[EXERCISE DESCRIPTION] Whenever a line in the entries below contains the string "diamond", copy that line.

--- SUPPLIED MATERIAL ---

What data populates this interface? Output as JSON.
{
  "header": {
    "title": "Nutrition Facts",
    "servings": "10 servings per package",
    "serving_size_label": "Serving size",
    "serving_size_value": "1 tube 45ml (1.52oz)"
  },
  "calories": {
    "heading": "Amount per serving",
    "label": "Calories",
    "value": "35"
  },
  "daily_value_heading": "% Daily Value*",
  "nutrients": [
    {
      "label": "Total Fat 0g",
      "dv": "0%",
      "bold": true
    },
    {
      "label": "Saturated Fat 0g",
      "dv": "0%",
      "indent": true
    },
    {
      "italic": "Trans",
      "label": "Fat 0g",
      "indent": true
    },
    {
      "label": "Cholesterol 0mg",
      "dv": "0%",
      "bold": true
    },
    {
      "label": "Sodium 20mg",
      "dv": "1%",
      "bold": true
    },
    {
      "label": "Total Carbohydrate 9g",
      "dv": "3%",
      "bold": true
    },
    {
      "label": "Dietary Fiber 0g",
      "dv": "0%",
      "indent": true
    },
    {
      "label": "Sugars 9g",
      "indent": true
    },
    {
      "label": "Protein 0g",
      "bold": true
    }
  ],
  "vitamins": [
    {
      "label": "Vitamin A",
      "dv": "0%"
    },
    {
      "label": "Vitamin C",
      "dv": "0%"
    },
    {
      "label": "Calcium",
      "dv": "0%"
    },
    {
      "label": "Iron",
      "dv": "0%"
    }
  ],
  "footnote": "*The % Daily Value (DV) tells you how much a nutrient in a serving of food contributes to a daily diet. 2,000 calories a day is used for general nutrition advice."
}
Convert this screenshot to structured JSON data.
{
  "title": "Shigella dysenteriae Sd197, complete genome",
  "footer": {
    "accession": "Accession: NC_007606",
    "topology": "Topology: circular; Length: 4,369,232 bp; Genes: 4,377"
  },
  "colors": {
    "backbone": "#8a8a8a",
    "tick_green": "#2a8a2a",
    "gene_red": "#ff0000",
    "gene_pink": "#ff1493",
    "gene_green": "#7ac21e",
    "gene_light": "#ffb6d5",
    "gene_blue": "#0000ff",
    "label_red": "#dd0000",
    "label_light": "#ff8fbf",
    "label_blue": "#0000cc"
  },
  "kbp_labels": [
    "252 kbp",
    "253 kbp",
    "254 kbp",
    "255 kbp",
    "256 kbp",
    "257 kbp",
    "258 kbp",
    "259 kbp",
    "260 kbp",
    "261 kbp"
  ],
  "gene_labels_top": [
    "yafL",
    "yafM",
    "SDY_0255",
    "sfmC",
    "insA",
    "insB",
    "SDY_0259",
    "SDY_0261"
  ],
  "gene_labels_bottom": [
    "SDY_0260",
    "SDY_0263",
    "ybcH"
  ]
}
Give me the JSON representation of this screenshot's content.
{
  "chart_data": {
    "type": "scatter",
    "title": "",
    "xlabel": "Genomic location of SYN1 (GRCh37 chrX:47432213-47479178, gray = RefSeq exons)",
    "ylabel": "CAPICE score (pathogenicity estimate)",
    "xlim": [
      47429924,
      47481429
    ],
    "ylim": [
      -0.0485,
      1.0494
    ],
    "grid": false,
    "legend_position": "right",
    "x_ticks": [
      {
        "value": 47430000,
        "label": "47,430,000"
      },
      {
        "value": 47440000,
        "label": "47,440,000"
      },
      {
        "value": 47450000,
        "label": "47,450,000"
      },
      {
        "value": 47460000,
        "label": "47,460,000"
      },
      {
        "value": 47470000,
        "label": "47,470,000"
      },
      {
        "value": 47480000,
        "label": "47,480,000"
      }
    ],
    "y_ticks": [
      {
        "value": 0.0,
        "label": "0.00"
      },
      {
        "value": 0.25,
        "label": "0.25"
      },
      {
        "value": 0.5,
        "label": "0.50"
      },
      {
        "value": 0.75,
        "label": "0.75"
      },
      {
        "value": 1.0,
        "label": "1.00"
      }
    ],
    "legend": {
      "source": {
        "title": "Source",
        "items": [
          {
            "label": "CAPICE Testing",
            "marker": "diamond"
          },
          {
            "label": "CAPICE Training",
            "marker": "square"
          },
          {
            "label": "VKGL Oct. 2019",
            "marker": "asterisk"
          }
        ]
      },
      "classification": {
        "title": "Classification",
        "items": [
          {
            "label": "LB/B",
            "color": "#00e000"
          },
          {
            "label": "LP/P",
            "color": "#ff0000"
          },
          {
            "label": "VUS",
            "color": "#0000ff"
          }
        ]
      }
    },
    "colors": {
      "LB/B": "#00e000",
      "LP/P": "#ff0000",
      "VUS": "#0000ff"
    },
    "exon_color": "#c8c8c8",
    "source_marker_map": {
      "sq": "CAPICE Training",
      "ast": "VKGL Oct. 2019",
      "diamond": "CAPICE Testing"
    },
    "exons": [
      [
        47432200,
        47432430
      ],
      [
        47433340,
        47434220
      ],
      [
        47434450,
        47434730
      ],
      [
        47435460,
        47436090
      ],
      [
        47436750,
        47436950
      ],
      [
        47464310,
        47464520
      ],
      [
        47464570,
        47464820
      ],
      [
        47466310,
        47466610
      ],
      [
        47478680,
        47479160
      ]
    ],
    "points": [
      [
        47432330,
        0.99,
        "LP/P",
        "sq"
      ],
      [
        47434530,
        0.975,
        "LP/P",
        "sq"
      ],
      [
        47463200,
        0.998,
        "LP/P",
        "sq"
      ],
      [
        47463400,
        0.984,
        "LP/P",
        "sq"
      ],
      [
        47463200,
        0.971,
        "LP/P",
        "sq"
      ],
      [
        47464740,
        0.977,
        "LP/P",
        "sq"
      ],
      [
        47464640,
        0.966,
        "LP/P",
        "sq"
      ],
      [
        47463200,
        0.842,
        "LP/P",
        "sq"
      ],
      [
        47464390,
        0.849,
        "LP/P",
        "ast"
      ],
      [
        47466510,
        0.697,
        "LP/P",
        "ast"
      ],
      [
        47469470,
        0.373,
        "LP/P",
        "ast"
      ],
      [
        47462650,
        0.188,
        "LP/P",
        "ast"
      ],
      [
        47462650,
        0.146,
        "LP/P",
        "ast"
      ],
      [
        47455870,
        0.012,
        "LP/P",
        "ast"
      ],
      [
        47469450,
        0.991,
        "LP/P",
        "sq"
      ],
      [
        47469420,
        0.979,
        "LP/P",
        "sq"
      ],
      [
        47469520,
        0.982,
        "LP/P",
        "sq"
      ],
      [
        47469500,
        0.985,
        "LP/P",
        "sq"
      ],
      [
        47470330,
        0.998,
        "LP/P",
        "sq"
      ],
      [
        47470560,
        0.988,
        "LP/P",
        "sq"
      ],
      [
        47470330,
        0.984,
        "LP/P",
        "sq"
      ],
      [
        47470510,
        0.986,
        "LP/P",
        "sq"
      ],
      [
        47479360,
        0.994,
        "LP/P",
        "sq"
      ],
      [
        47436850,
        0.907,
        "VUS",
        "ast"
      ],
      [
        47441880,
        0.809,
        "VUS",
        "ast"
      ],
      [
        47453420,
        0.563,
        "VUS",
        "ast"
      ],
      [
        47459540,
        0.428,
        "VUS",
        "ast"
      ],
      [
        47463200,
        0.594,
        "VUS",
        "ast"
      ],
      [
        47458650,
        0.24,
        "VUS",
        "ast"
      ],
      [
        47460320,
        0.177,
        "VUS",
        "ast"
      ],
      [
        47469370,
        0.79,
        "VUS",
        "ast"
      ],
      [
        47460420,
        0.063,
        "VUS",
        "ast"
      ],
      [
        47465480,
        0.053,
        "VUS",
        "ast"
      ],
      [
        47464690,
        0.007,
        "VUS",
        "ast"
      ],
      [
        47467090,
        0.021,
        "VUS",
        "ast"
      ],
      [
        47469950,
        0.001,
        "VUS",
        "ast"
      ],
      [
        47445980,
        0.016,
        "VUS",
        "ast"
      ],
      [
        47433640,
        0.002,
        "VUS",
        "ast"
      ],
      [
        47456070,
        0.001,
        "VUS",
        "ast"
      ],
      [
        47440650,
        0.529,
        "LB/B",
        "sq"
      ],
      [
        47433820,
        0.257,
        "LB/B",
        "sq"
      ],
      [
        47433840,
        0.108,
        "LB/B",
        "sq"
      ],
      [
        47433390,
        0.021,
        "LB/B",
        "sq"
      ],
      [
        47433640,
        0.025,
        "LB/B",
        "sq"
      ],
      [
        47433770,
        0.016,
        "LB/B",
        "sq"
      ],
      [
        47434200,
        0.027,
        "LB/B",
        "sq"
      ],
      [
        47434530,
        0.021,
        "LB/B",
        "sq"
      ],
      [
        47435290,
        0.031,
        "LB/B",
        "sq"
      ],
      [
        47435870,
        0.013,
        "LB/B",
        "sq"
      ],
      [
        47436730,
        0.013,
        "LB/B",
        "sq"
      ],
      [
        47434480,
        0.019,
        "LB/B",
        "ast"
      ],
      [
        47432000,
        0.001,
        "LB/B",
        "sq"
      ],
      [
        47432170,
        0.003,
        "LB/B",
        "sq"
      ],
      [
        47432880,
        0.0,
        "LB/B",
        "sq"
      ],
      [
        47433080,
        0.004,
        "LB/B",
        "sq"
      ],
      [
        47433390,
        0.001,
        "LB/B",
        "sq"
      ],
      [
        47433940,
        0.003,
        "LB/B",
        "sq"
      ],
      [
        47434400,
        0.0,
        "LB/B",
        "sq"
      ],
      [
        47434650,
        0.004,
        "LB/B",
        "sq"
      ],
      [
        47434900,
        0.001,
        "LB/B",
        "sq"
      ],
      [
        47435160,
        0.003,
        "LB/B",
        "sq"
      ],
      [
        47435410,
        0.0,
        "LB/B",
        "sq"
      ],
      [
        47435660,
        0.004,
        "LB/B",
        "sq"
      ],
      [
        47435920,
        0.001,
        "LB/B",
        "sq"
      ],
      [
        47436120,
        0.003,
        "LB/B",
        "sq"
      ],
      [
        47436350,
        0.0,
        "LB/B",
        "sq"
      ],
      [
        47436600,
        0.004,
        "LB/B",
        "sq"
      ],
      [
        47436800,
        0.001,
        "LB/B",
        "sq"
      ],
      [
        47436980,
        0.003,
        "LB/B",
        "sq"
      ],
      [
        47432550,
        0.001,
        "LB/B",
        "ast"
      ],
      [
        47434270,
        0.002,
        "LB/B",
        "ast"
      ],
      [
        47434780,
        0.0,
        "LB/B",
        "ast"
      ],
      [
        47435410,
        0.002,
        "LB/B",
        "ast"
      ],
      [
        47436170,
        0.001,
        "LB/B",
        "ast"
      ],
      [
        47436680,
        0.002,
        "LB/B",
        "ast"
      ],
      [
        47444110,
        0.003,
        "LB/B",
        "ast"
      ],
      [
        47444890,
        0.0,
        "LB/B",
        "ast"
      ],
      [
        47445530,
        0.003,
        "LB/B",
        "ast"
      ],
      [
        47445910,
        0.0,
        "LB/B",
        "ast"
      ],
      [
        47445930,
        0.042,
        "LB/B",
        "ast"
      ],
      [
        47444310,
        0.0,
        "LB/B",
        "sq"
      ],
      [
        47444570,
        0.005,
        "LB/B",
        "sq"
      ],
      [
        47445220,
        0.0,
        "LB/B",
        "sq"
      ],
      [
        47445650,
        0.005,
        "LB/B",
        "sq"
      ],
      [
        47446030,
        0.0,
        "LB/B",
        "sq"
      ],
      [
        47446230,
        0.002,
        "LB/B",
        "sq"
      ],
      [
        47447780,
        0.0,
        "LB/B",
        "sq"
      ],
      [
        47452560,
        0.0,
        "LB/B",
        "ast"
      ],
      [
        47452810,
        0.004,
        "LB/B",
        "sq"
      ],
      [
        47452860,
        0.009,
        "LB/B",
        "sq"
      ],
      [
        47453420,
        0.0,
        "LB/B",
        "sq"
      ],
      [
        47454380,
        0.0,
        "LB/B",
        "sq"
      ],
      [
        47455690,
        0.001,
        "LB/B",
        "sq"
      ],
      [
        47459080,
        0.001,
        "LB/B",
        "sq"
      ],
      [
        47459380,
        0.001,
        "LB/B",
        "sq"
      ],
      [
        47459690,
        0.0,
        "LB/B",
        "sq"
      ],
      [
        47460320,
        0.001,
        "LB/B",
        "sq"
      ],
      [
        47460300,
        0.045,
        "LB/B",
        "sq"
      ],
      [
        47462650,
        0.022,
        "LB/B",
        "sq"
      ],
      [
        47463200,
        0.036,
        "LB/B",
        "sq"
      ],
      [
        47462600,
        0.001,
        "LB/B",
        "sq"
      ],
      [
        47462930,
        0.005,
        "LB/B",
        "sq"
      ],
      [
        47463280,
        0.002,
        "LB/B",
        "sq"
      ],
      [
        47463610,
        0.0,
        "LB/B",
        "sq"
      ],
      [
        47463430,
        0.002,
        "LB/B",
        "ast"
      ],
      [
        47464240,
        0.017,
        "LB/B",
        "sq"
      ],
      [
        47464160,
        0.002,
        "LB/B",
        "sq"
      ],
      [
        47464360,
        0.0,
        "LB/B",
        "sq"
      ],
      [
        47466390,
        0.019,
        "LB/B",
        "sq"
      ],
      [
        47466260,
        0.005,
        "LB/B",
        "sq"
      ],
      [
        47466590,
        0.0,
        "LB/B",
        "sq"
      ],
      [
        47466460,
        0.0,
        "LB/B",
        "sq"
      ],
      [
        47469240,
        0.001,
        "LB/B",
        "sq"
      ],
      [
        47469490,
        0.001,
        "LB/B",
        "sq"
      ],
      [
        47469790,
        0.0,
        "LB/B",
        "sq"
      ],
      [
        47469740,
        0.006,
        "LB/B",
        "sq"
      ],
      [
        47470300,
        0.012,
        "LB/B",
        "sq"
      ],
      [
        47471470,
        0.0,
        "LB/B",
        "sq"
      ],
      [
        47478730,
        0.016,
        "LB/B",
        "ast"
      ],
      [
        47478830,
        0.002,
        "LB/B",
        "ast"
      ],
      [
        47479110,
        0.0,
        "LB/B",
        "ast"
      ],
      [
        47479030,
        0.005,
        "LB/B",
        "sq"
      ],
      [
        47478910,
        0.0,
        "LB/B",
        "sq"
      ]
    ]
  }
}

---

[RESPONSE FOR THIS EXERCISE]
            "marker": "diamond"
      "diamond": "CAPICE Testing"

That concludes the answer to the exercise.